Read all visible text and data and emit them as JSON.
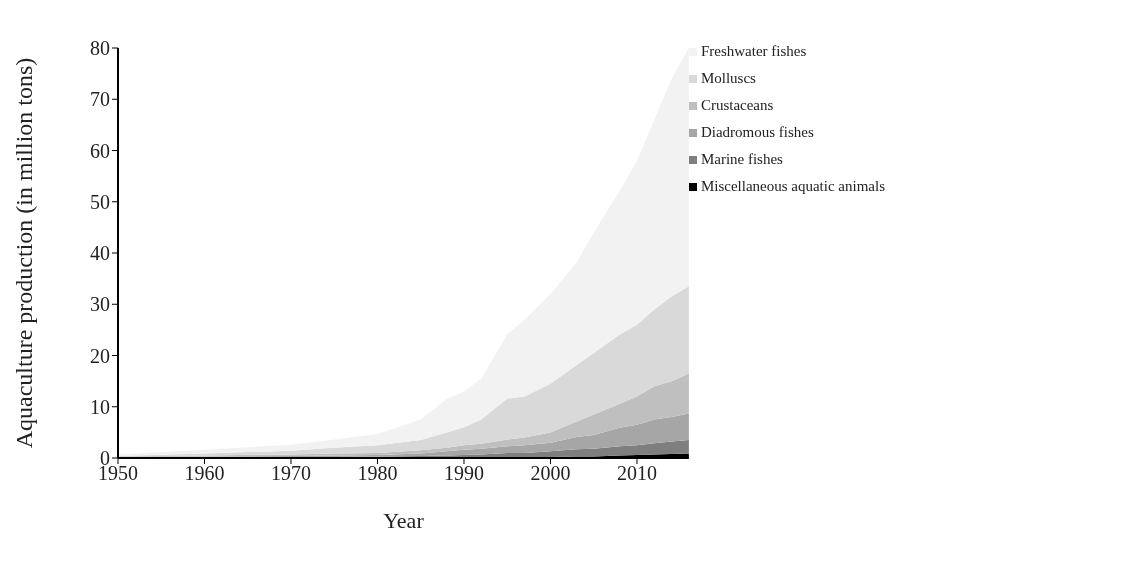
{
  "chart_data": {
    "type": "area",
    "stacked": true,
    "xlabel": "Year",
    "ylabel": "Aquaculture production (in million tons)",
    "x": [
      1950,
      1960,
      1970,
      1975,
      1980,
      1985,
      1988,
      1990,
      1992,
      1995,
      1997,
      2000,
      2003,
      2005,
      2008,
      2010,
      2012,
      2014,
      2016
    ],
    "series": [
      {
        "name": "Miscellaneous aquatic animals",
        "color": "#000000",
        "values": [
          0,
          0,
          0,
          0,
          0,
          0.1,
          0.1,
          0.1,
          0.1,
          0.2,
          0.2,
          0.2,
          0.3,
          0.3,
          0.5,
          0.6,
          0.7,
          0.8,
          0.9
        ]
      },
      {
        "name": "Marine fishes",
        "color": "#7f7f7f",
        "values": [
          0.1,
          0.1,
          0.1,
          0.2,
          0.3,
          0.3,
          0.4,
          0.5,
          0.6,
          0.8,
          0.8,
          1.1,
          1.4,
          1.5,
          1.8,
          1.9,
          2.2,
          2.4,
          2.6
        ]
      },
      {
        "name": "Diadromous fishes",
        "color": "#a6a6a6",
        "values": [
          0.1,
          0.2,
          0.3,
          0.3,
          0.3,
          0.5,
          0.8,
          1.0,
          1.1,
          1.3,
          1.5,
          1.7,
          2.4,
          2.7,
          3.6,
          4.0,
          4.6,
          4.8,
          5.2
        ]
      },
      {
        "name": "Crustaceans",
        "color": "#bfbfbf",
        "values": [
          0.1,
          0.2,
          0.3,
          0.4,
          0.4,
          0.6,
          0.7,
          0.9,
          1.0,
          1.3,
          1.5,
          2.0,
          3.0,
          4.0,
          4.7,
          5.5,
          6.5,
          7.0,
          7.8
        ]
      },
      {
        "name": "Molluscs",
        "color": "#d9d9d9",
        "values": [
          0.1,
          0.4,
          0.7,
          1.1,
          1.5,
          2.0,
          3.0,
          3.5,
          4.7,
          8.0,
          8.0,
          9.5,
          11,
          12,
          13.5,
          14,
          15,
          16.5,
          17
        ]
      },
      {
        "name": "Freshwater fishes",
        "color": "#f2f2f2",
        "values": [
          0.3,
          0.7,
          1.2,
          1.6,
          2.2,
          4.0,
          6.5,
          7.0,
          8.0,
          12.5,
          15,
          17.5,
          20,
          23.5,
          28,
          32,
          37,
          42.5,
          46.5
        ]
      }
    ],
    "xlim": [
      1950,
      2016
    ],
    "xticks": [
      1950,
      1960,
      1970,
      1980,
      1990,
      2000,
      2010
    ],
    "ylim": [
      0,
      80
    ],
    "yticks": [
      0,
      10,
      20,
      30,
      40,
      50,
      60,
      70,
      80
    ],
    "grid": false,
    "legend": "top right"
  }
}
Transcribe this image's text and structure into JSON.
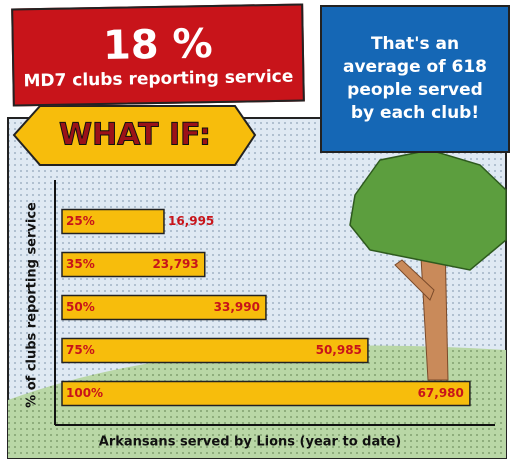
{
  "chart_data": {
    "type": "bar",
    "orientation": "horizontal",
    "title": "18 %",
    "subtitle": "MD7 clubs reporting service",
    "annotations": [
      "That's an average of 618 people served by each club!",
      "WHAT IF:"
    ],
    "y_label": "% of clubs reporting service",
    "x_label": "Arkansans served by Lions (year to date)",
    "categories": [
      "25%",
      "35%",
      "50%",
      "75%",
      "100%"
    ],
    "values": [
      16995,
      23793,
      33990,
      50985,
      67980
    ],
    "value_labels": [
      "16,995",
      "23,793",
      "33,990",
      "50,985",
      "67,980"
    ],
    "color": "#f7bd0c",
    "label_color": "#c8141a",
    "xlim": [
      0,
      70000
    ]
  }
}
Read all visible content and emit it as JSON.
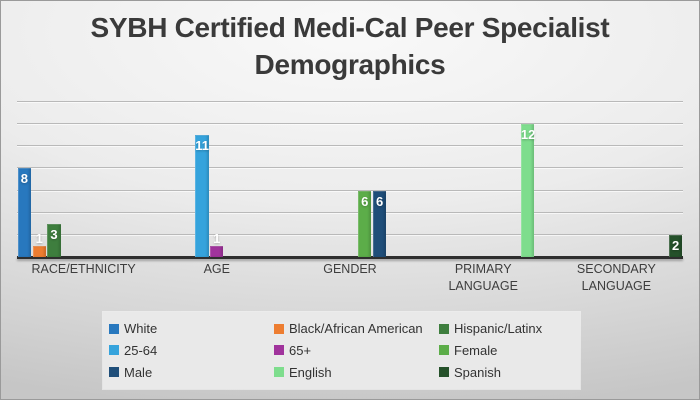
{
  "chart_data": {
    "type": "bar",
    "title": "SYBH Certified Medi-Cal Peer Specialist Demographics",
    "categories": [
      "RACE/ETHNICITY",
      "AGE",
      "GENDER",
      "PRIMARY LANGUAGE",
      "SECONDARY LANGUAGE"
    ],
    "category_display": [
      "RACE/ETHNICITY",
      "AGE",
      "GENDER",
      "PRIMARY\nLANGUAGE",
      "SECONDARY\nLANGUAGE"
    ],
    "series": [
      {
        "name": "White",
        "category": "RACE/ETHNICITY",
        "value": 8,
        "color": "#2878BE"
      },
      {
        "name": "Black/African American",
        "category": "RACE/ETHNICITY",
        "value": 1,
        "color": "#ED7D31"
      },
      {
        "name": "Hispanic/Latinx",
        "category": "RACE/ETHNICITY",
        "value": 3,
        "color": "#3E7E3E"
      },
      {
        "name": "25-64",
        "category": "AGE",
        "value": 11,
        "color": "#35A3DC"
      },
      {
        "name": "65+",
        "category": "AGE",
        "value": 1,
        "color": "#A0339C"
      },
      {
        "name": "Female",
        "category": "GENDER",
        "value": 6,
        "color": "#5CAD49"
      },
      {
        "name": "Male",
        "category": "GENDER",
        "value": 6,
        "color": "#1F4E79"
      },
      {
        "name": "English",
        "category": "PRIMARY LANGUAGE",
        "value": 12,
        "color": "#7EDD8D"
      },
      {
        "name": "Spanish",
        "category": "SECONDARY LANGUAGE",
        "value": 2,
        "color": "#25512A"
      }
    ],
    "ylim": [
      0,
      14
    ],
    "gridline_step": 2,
    "grid": true,
    "xlabel": "",
    "ylabel": "",
    "value_labels": "inside-end",
    "legend_position": "bottom",
    "legend_rows": [
      [
        "White",
        "Black/African American",
        "Hispanic/Latinx"
      ],
      [
        "25-64",
        "65+",
        "Female"
      ],
      [
        "Male",
        "English",
        "Spanish"
      ]
    ]
  }
}
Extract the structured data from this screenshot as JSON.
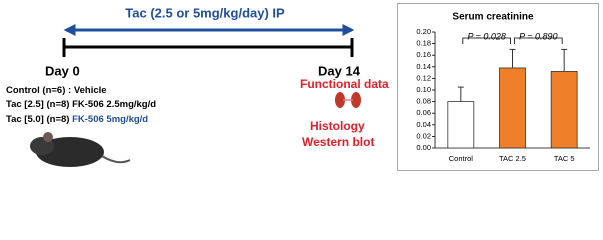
{
  "protocol": {
    "treatment": "Tac (2.5 or 5mg/kg/day) IP",
    "start": "Day 0",
    "end": "Day 14",
    "groups": [
      {
        "label": "Control (n=6)",
        "detail": ": Vehicle"
      },
      {
        "label": "Tac [2.5]  (n=8)",
        "detail": "FK-506 2.5mg/kg/d"
      },
      {
        "label": "Tac [5.0] (n=8)",
        "detail": "FK-506 5mg/kg/d"
      }
    ],
    "outcomes": [
      "Functional data",
      "Histology",
      "Western blot"
    ]
  },
  "chart_data": {
    "type": "bar",
    "title": "Serum creatinine",
    "categories": [
      "Control",
      "TAC 2.5",
      "TAC 5"
    ],
    "values": [
      0.08,
      0.138,
      0.132
    ],
    "errors": [
      0.025,
      0.032,
      0.038
    ],
    "colors": [
      "#ffffff",
      "#f07f2a",
      "#f07f2a"
    ],
    "ylim": [
      0,
      0.2
    ],
    "yticks": [
      {
        "value": 0,
        "label": "0.00"
      },
      0.02,
      0.04,
      0.06,
      0.08,
      {
        "value": 0.1,
        "label": "0.10"
      },
      0.12,
      0.14,
      0.16,
      0.18,
      {
        "value": 0.2,
        "label": "0.20"
      }
    ],
    "annotations": [
      "P = 0.028",
      "P = 0.890"
    ]
  }
}
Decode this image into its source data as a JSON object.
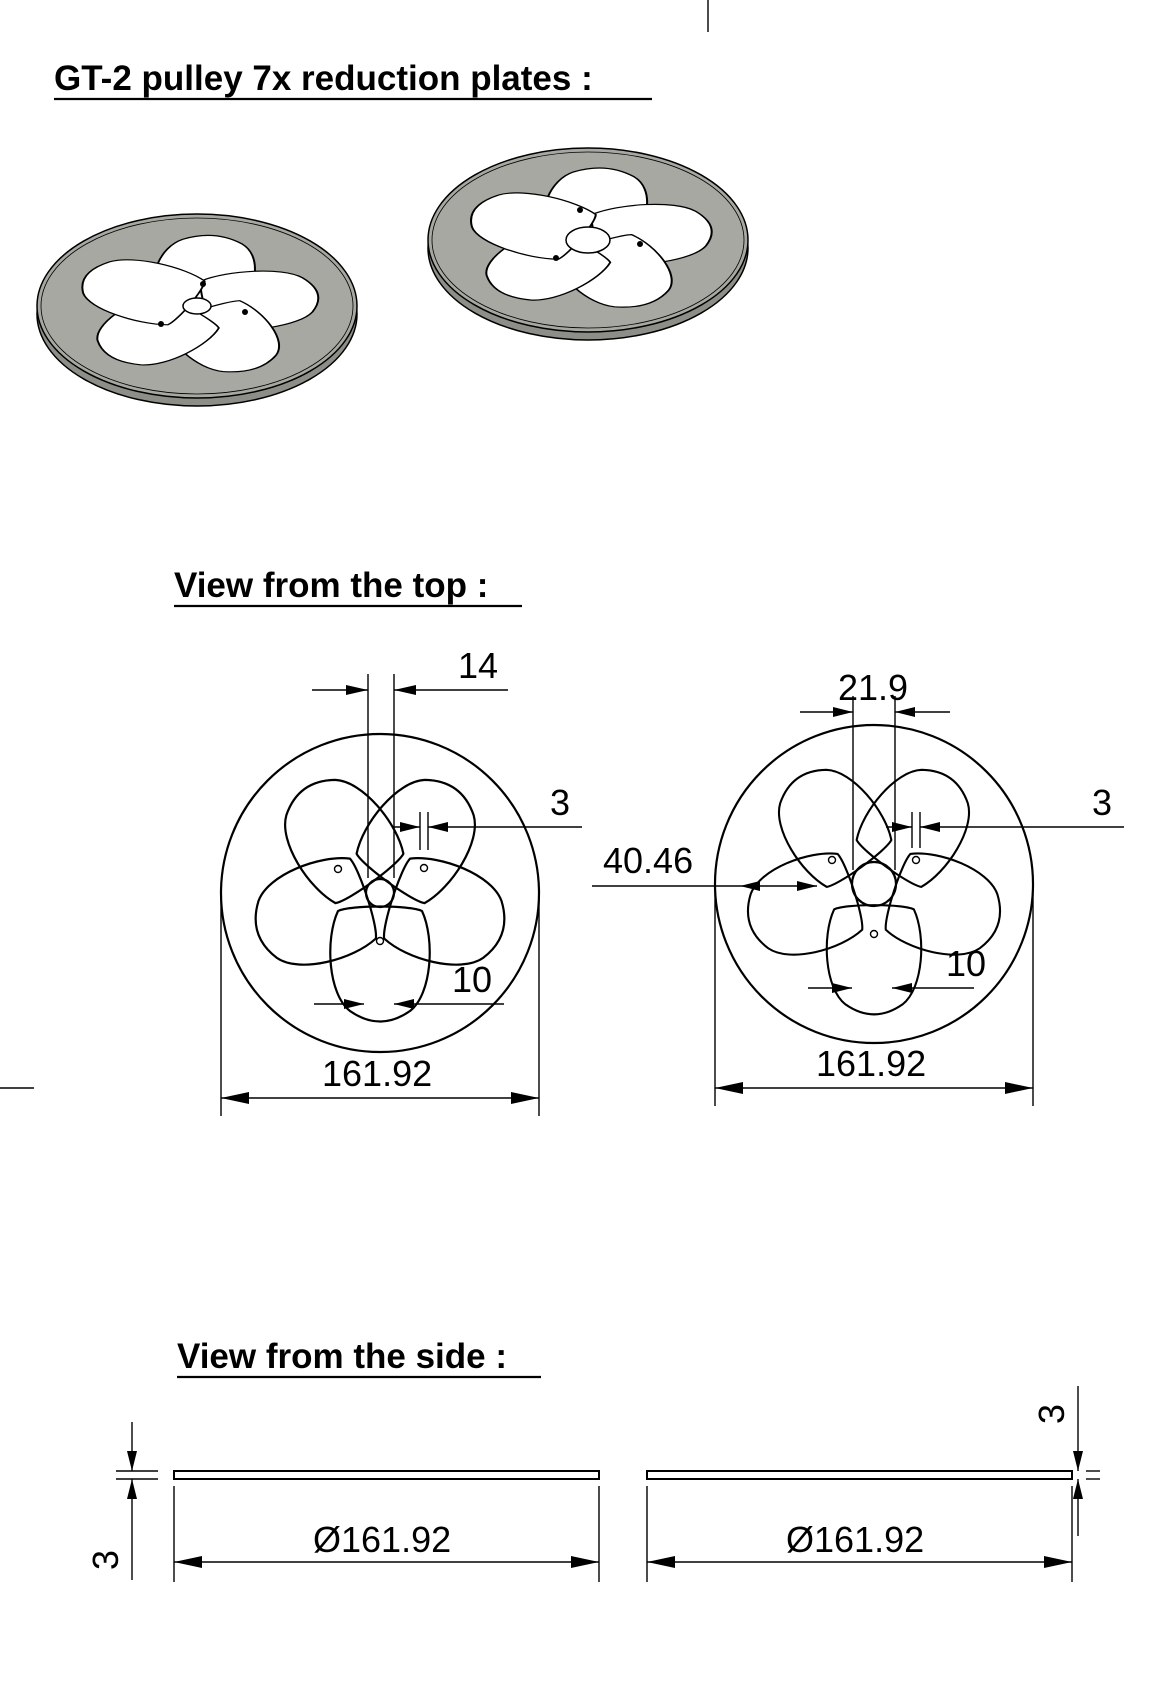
{
  "headings": {
    "title": "GT-2 pulley 7x reduction plates :",
    "top_view": "View from the top :",
    "side_view": "View from the side :"
  },
  "top_left_dims": {
    "spoke_gap": "14",
    "thickness": "3",
    "inner": "10",
    "diameter": "161.92"
  },
  "top_right_dims": {
    "spoke_gap": "21.9",
    "thickness": "3",
    "rim_width": "40.46",
    "inner": "10",
    "diameter": "161.92"
  },
  "side_dims": {
    "left_diameter": "Ø161.92",
    "right_diameter": "Ø161.92",
    "left_thickness": "3",
    "right_thickness": "3"
  },
  "colors": {
    "plate_fill": "#a8a8a2",
    "plate_edge": "#7a7a74",
    "line": "#000000"
  }
}
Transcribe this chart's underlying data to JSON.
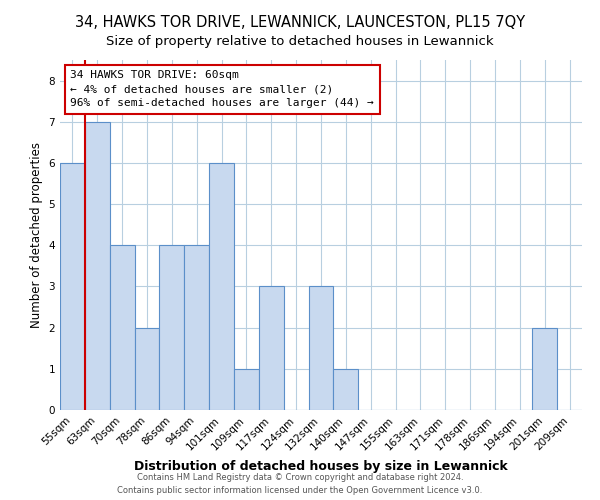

------------------------

• **Task brief**: All the lines above are to be reproduced exactly, except the pictures.

• **Exercise answer**:
Read all visible text and data and emit them as JSON.
{
  "chart_data": {
    "type": "area",
    "stacked": true,
    "xlabel": "Year",
    "ylabel": "Aquaculture production (in million tons)",
    "x": [
      1950,
      1960,
      1970,
      1975,
      1980,
      1985,
      1988,
      1990,
      1992,
      1995,
      1997,
      2000,
      2003,
      2005,
      2008,
      2010,
      2012,
      2014,
      2016
    ],
    "series": [
      {
        "name": "Miscellaneous aquatic animals",
        "color": "#000000",
        "values": [
          0,
          0,
          0,
          0,
          0,
          0.1,
          0.1,
          0.1,
          0.1,
          0.2,
          0.2,
          0.2,
          0.3,
          0.3,
          0.5,
          0.6,
          0.7,
          0.8,
          0.9
        ]
      },
      {
        "name": "Marine fishes",
        "color": "#7f7f7f",
        "values": [
          0.1,
          0.1,
          0.1,
          0.2,
          0.3,
          0.3,
          0.4,
          0.5,
          0.6,
          0.8,
          0.8,
          1.1,
          1.4,
          1.5,
          1.8,
          1.9,
          2.2,
          2.4,
          2.6
        ]
      },
      {
        "name": "Diadromous fishes",
        "color": "#a6a6a6",
        "values": [
          0.1,
          0.2,
          0.3,
          0.3,
          0.3,
          0.5,
          0.8,
          1.0,
          1.1,
          1.3,
          1.5,
          1.7,
          2.4,
          2.7,
          3.6,
          4.0,
          4.6,
          4.8,
          5.2
        ]
      },
      {
        "name": "Crustaceans",
        "color": "#bfbfbf",
        "values": [
          0.1,
          0.2,
          0.3,
          0.4,
          0.4,
          0.6,
          0.7,
          0.9,
          1.0,
          1.3,
          1.5,
          2.0,
          3.0,
          4.0,
          4.7,
          5.5,
          6.5,
          7.0,
          7.8
        ]
      },
      {
        "name": "Molluscs",
        "color": "#d9d9d9",
        "values": [
          0.1,
          0.4,
          0.7,
          1.1,
          1.5,
          2.0,
          3.0,
          3.5,
          4.7,
          8.0,
          8.0,
          9.5,
          11,
          12,
          13.5,
          14,
          15,
          16.5,
          17
        ]
      },
      {
        "name": "Freshwater fishes",
        "color": "#f2f2f2",
        "values": [
          0.3,
          0.7,
          1.2,
          1.6,
          2.2,
          4.0,
          6.5,
          7.0,
          8.0,
          12.5,
          15,
          17.5,
          20,
          23.5,
          28,
          32,
          37,
          42.5,
          46.5
        ]
      }
    ],
    "xlim": [
      1950,
      2016
    ],
    "xticks": [
      1950,
      1960,
      1970,
      1980,
      1990,
      2000,
      2010
    ],
    "ylim": [
      0,
      80
    ],
    "yticks": [
      0,
      10,
      20,
      30,
      40,
      50,
      60,
      70,
      80
    ],
    "grid": false,
    "legend": "top right"
  }
}
Transcribe this image's text and structure into JSON.
{
  "chart_data": {
    "type": "bar",
    "orientation": "horizontal",
    "title": "18 %",
    "subtitle": "MD7 clubs reporting service",
    "annotations": [
      "That's an average of 618 people served by each club!",
      "WHAT IF:"
    ],
    "y_label": "% of clubs reporting service",
    "x_label": "Arkansans served by Lions (year to date)",
    "categories": [
      "25%",
      "35%",
      "50%",
      "75%",
      "100%"
    ],
    "values": [
      16995,
      23793,
      33990,
      50985,
      67980
    ],
    "value_labels": [
      "16,995",
      "23,793",
      "33,990",
      "50,985",
      "67,980"
    ],
    "color": "#f7bd0c",
    "label_color": "#c8141a",
    "xlim": [
      0,
      70000
    ]
  }
}
Read all visible content and emit it as JSON.
{
  "chart_data": {
    "type": "bar",
    "title": "SYBH Certified Medi-Cal Peer Specialist Demographics",
    "categories": [
      "RACE/ETHNICITY",
      "AGE",
      "GENDER",
      "PRIMARY LANGUAGE",
      "SECONDARY LANGUAGE"
    ],
    "category_display": [
      "RACE/ETHNICITY",
      "AGE",
      "GENDER",
      "PRIMARY\nLANGUAGE",
      "SECONDARY\nLANGUAGE"
    ],
    "series": [
      {
        "name": "White",
        "category": "RACE/ETHNICITY",
        "value": 8,
        "color": "#2878BE"
      },
      {
        "name": "Black/African American",
        "category": "RACE/ETHNICITY",
        "value": 1,
        "color": "#ED7D31"
      },
      {
        "name": "Hispanic/Latinx",
        "category": "RACE/ETHNICITY",
        "value": 3,
        "color": "#3E7E3E"
      },
      {
        "name": "25-64",
        "category": "AGE",
        "value": 11,
        "color": "#35A3DC"
      },
      {
        "name": "65+",
        "category": "AGE",
        "value": 1,
        "color": "#A0339C"
      },
      {
        "name": "Female",
        "category": "GENDER",
        "value": 6,
        "color": "#5CAD49"
      },
      {
        "name": "Male",
        "category": "GENDER",
        "value": 6,
        "color": "#1F4E79"
      },
      {
        "name": "English",
        "category": "PRIMARY LANGUAGE",
        "value": 12,
        "color": "#7EDD8D"
      },
      {
        "name": "Spanish",
        "category": "SECONDARY LANGUAGE",
        "value": 2,
        "color": "#25512A"
      }
    ],
    "ylim": [
      0,
      14
    ],
    "gridline_step": 2,
    "grid": true,
    "xlabel": "",
    "ylabel": "",
    "value_labels": "inside-end",
    "legend_position": "bottom",
    "legend_rows": [
      [
        "White",
        "Black/African American",
        "Hispanic/Latinx"
      ],
      [
        "25-64",
        "65+",
        "Female"
      ],
      [
        "Male",
        "English",
        "Spanish"
      ]
    ]
  }
}
Extract the structured data from this screenshot as JSON.
{
  "protocol": {
    "treatment": "Tac (2.5 or 5mg/kg/day) IP",
    "start": "Day 0",
    "end": "Day 14",
    "groups": [
      {
        "label": "Control (n=6)",
        "detail": ": Vehicle"
      },
      {
        "label": "Tac [2.5]  (n=8)",
        "detail": "FK-506 2.5mg/kg/d"
      },
      {
        "label": "Tac [5.0] (n=8)",
        "detail": "FK-506 5mg/kg/d"
      }
    ],
    "outcomes": [
      "Functional data",
      "Histology",
      "Western blot"
    ]
  },
  "chart_data": {
    "type": "bar",
    "title": "Serum creatinine",
    "categories": [
      "Control",
      "TAC 2.5",
      "TAC 5"
    ],
    "values": [
      0.08,
      0.138,
      0.132
    ],
    "errors": [
      0.025,
      0.032,
      0.038
    ],
    "colors": [
      "#ffffff",
      "#f07f2a",
      "#f07f2a"
    ],
    "ylim": [
      0,
      0.2
    ],
    "yticks": [
      {
        "value": 0,
        "label": "0.00"
      },
      0.02,
      0.04,
      0.06,
      0.08,
      {
        "value": 0.1,
        "label": "0.10"
      },
      0.12,
      0.14,
      0.16,
      0.18,
      {
        "value": 0.2,
        "label": "0.20"
      }
    ],
    "annotations": [
      "P = 0.028",
      "P = 0.890"
    ]
  }
}
Decode this image into its source data as a JSON object.
{
  "headings": {
    "title": "GT-2 pulley 7x reduction plates :",
    "top_view": "View from the top :",
    "side_view": "View from the side :"
  },
  "top_left_dims": {
    "spoke_gap": "14",
    "thickness": "3",
    "inner": "10",
    "diameter": "161.92"
  },
  "top_right_dims": {
    "spoke_gap": "21.9",
    "thickness": "3",
    "rim_width": "40.46",
    "inner": "10",
    "diameter": "161.92"
  },
  "side_dims": {
    "left_diameter": "Ø161.92",
    "right_diameter": "Ø161.92",
    "left_thickness": "3",
    "right_thickness": "3"
  },
  "colors": {
    "plate_fill": "#a8a8a2",
    "plate_edge": "#7a7a74",
    "line": "#000000"
  }
}
Transcribe this chart's underlying data to JSON.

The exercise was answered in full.